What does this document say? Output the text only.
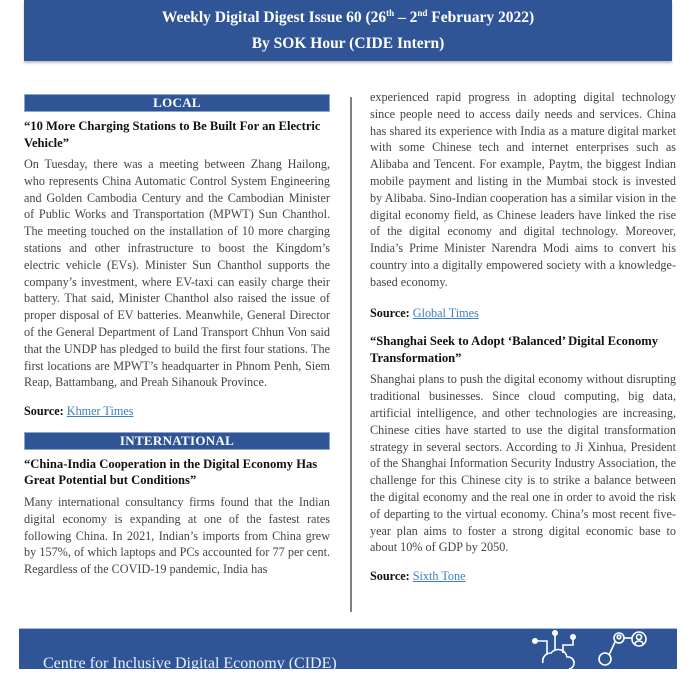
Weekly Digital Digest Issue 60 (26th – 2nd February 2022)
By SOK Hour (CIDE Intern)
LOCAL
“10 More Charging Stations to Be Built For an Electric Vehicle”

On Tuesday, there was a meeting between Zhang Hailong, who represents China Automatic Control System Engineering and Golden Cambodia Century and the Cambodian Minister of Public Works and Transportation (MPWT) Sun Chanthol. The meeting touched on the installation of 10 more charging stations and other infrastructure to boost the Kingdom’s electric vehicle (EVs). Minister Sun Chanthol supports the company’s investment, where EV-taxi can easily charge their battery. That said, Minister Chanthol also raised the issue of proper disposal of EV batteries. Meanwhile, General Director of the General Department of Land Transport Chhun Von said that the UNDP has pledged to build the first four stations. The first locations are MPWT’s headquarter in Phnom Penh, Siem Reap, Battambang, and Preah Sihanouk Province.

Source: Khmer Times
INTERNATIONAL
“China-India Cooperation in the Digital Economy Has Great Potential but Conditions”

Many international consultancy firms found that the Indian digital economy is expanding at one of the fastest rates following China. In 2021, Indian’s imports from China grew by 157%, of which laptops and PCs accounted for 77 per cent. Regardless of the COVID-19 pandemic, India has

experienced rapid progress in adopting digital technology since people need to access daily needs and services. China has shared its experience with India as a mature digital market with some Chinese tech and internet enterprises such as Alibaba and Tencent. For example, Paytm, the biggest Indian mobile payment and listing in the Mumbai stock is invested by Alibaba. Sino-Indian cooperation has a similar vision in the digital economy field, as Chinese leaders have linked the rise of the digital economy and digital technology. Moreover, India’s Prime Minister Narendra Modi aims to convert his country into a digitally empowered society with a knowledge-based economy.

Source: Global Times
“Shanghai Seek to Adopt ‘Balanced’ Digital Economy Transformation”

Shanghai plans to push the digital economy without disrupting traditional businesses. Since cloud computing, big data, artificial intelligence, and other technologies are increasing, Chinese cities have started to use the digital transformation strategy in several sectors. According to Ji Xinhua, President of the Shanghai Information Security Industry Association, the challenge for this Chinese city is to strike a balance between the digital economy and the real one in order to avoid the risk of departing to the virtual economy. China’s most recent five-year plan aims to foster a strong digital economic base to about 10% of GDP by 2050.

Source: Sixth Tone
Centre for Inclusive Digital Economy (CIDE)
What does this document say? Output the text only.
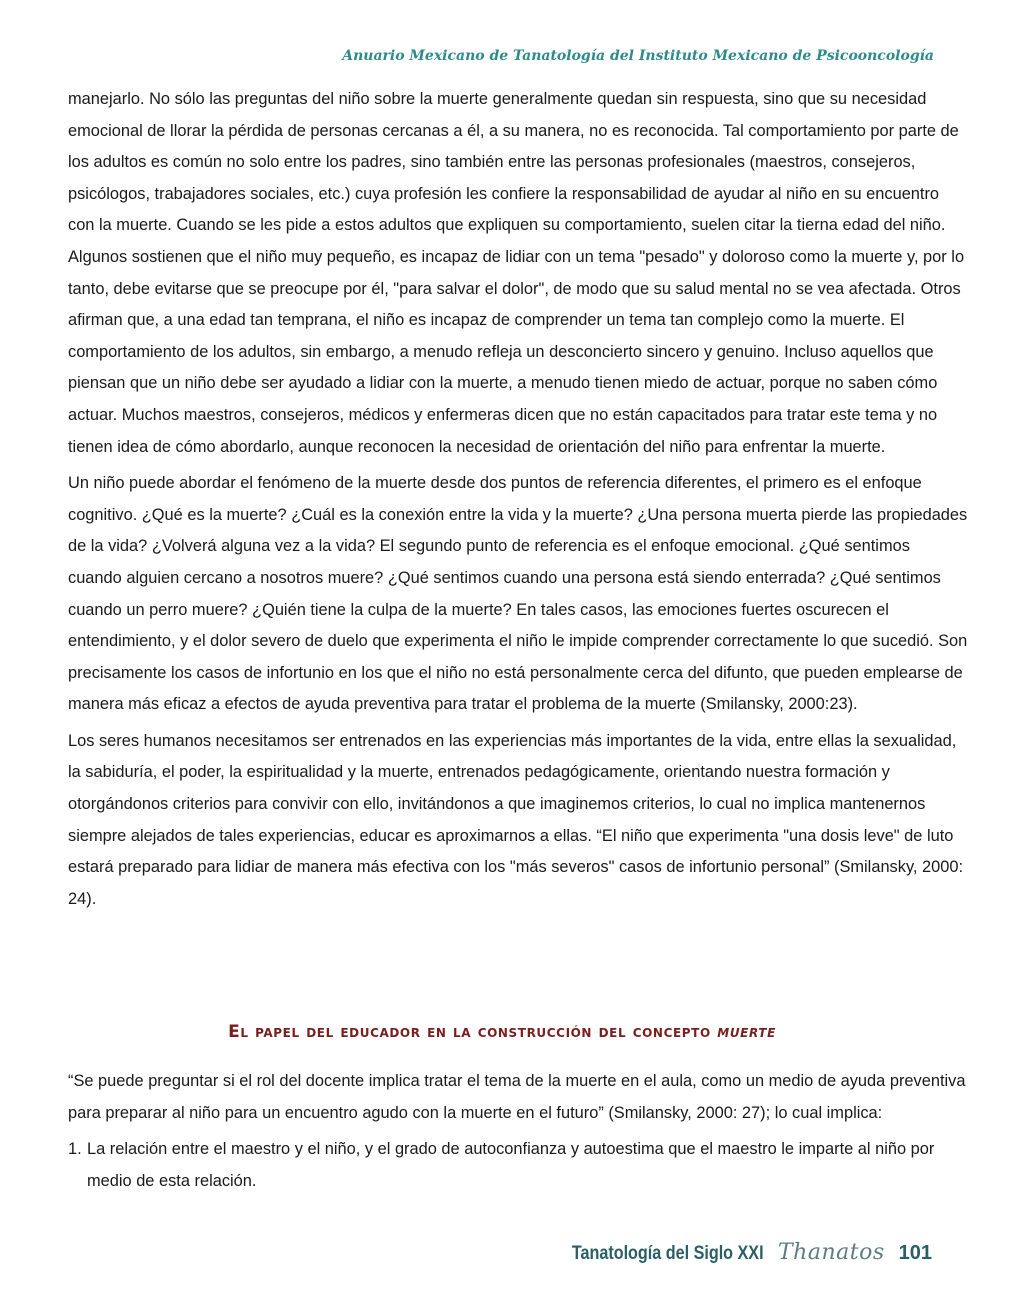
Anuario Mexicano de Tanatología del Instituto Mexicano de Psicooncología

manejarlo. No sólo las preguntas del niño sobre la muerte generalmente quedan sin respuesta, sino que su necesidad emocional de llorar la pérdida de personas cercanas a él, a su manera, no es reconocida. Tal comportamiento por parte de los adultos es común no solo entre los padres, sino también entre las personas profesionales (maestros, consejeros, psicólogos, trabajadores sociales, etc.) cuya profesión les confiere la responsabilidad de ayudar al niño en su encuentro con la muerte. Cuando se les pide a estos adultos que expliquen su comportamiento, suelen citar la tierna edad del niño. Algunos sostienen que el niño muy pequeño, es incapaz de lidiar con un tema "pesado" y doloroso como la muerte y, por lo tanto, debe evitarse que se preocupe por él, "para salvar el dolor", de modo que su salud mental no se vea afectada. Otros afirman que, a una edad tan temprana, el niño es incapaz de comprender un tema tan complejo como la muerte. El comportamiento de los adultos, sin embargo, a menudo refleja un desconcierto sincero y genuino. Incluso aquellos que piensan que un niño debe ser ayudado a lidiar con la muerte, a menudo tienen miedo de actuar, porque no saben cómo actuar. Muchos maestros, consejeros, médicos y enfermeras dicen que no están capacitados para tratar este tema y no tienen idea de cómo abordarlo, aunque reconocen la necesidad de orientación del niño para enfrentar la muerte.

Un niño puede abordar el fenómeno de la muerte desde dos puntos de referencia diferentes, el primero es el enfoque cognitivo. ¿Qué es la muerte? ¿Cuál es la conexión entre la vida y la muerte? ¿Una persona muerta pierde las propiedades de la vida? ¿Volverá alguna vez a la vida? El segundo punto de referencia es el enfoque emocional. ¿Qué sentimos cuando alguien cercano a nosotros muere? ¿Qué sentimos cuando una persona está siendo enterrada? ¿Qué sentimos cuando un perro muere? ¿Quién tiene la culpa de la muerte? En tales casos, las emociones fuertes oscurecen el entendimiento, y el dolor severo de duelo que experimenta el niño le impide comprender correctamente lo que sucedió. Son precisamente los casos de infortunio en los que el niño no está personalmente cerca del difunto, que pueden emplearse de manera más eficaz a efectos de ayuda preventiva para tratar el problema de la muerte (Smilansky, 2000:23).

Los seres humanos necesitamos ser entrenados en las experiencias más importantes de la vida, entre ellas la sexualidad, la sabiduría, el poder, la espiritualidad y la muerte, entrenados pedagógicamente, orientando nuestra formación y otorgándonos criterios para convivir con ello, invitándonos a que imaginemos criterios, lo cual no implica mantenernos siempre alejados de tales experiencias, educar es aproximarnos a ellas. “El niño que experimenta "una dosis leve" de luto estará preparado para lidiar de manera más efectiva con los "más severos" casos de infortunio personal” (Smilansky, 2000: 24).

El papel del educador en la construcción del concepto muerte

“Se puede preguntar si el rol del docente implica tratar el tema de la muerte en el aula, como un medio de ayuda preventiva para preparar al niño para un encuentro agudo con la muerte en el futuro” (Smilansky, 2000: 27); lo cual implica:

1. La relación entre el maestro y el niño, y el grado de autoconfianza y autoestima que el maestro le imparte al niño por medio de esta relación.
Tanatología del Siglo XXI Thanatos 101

| Problem |
Copy the records above exactly, leaving out every picture.

| Response to this task |
What does this document say? Output the text only.
Weekly Digital Digest Issue 60 (26th – 2nd February 2022)
By SOK Hour (CIDE Intern)
LOCAL
“10 More Charging Stations to Be Built For an Electric Vehicle”

On Tuesday, there was a meeting between Zhang Hailong, who represents China Automatic Control System Engineering and Golden Cambodia Century and the Cambodian Minister of Public Works and Transportation (MPWT) Sun Chanthol. The meeting touched on the installation of 10 more charging stations and other infrastructure to boost the Kingdom’s electric vehicle (EVs). Minister Sun Chanthol supports the company’s investment, where EV-taxi can easily charge their battery. That said, Minister Chanthol also raised the issue of proper disposal of EV batteries. Meanwhile, General Director of the General Department of Land Transport Chhun Von said that the UNDP has pledged to build the first four stations. The first locations are MPWT’s headquarter in Phnom Penh, Siem Reap, Battambang, and Preah Sihanouk Province.

Source: Khmer Times
INTERNATIONAL
“China-India Cooperation in the Digital Economy Has Great Potential but Conditions”

Many international consultancy firms found that the Indian digital economy is expanding at one of the fastest rates following China. In 2021, Indian’s imports from China grew by 157%, of which laptops and PCs accounted for 77 per cent. Regardless of the COVID-19 pandemic, India has

experienced rapid progress in adopting digital technology since people need to access daily needs and services. China has shared its experience with India as a mature digital market with some Chinese tech and internet enterprises such as Alibaba and Tencent. For example, Paytm, the biggest Indian mobile payment and listing in the Mumbai stock is invested by Alibaba. Sino-Indian cooperation has a similar vision in the digital economy field, as Chinese leaders have linked the rise of the digital economy and digital technology. Moreover, India’s Prime Minister Narendra Modi aims to convert his country into a digitally empowered society with a knowledge-based economy.

Source: Global Times
“Shanghai Seek to Adopt ‘Balanced’ Digital Economy Transformation”

Shanghai plans to push the digital economy without disrupting traditional businesses. Since cloud computing, big data, artificial intelligence, and other technologies are increasing, Chinese cities have started to use the digital transformation strategy in several sectors. According to Ji Xinhua, President of the Shanghai Information Security Industry Association, the challenge for this Chinese city is to strike a balance between the digital economy and the real one in order to avoid the risk of departing to the virtual economy. China’s most recent five-year plan aims to foster a strong digital economic base to about 10% of GDP by 2050.

Source: Sixth Tone
Centre for Inclusive Digital Economy (CIDE)
What does this document say? Output the text only.
Anuario Mexicano de Tanatología del Instituto Mexicano de Psicooncología

manejarlo. No sólo las preguntas del niño sobre la muerte generalmente quedan sin respuesta, sino que su necesidad emocional de llorar la pérdida de personas cercanas a él, a su manera, no es reconocida. Tal comportamiento por parte de los adultos es común no solo entre los padres, sino también entre las personas profesionales (maestros, consejeros, psicólogos, trabajadores sociales, etc.) cuya profesión les confiere la responsabilidad de ayudar al niño en su encuentro con la muerte. Cuando se les pide a estos adultos que expliquen su comportamiento, suelen citar la tierna edad del niño. Algunos sostienen que el niño muy pequeño, es incapaz de lidiar con un tema "pesado" y doloroso como la muerte y, por lo tanto, debe evitarse que se preocupe por él, "para salvar el dolor", de modo que su salud mental no se vea afectada. Otros afirman que, a una edad tan temprana, el niño es incapaz de comprender un tema tan complejo como la muerte. El comportamiento de los adultos, sin embargo, a menudo refleja un desconcierto sincero y genuino. Incluso aquellos que piensan que un niño debe ser ayudado a lidiar con la muerte, a menudo tienen miedo de actuar, porque no saben cómo actuar. Muchos maestros, consejeros, médicos y enfermeras dicen que no están capacitados para tratar este tema y no tienen idea de cómo abordarlo, aunque reconocen la necesidad de orientación del niño para enfrentar la muerte.

Un niño puede abordar el fenómeno de la muerte desde dos puntos de referencia diferentes, el primero es el enfoque cognitivo. ¿Qué es la muerte? ¿Cuál es la conexión entre la vida y la muerte? ¿Una persona muerta pierde las propiedades de la vida? ¿Volverá alguna vez a la vida? El segundo punto de referencia es el enfoque emocional. ¿Qué sentimos cuando alguien cercano a nosotros muere? ¿Qué sentimos cuando una persona está siendo enterrada? ¿Qué sentimos cuando un perro muere? ¿Quién tiene la culpa de la muerte? En tales casos, las emociones fuertes oscurecen el entendimiento, y el dolor severo de duelo que experimenta el niño le impide comprender correctamente lo que sucedió. Son precisamente los casos de infortunio en los que el niño no está personalmente cerca del difunto, que pueden emplearse de manera más eficaz a efectos de ayuda preventiva para tratar el problema de la muerte (Smilansky, 2000:23).

Los seres humanos necesitamos ser entrenados en las experiencias más importantes de la vida, entre ellas la sexualidad, la sabiduría, el poder, la espiritualidad y la muerte, entrenados pedagógicamente, orientando nuestra formación y otorgándonos criterios para convivir con ello, invitándonos a que imaginemos criterios, lo cual no implica mantenernos siempre alejados de tales experiencias, educar es aproximarnos a ellas. “El niño que experimenta "una dosis leve" de luto estará preparado para lidiar de manera más efectiva con los "más severos" casos de infortunio personal” (Smilansky, 2000: 24).

El papel del educador en la construcción del concepto muerte

“Se puede preguntar si el rol del docente implica tratar el tema de la muerte en el aula, como un medio de ayuda preventiva para preparar al niño para un encuentro agudo con la muerte en el futuro” (Smilansky, 2000: 27); lo cual implica:

1. La relación entre el maestro y el niño, y el grado de autoconfianza y autoestima que el maestro le imparte al niño por medio de esta relación.
Tanatología del Siglo XXI Thanatos 101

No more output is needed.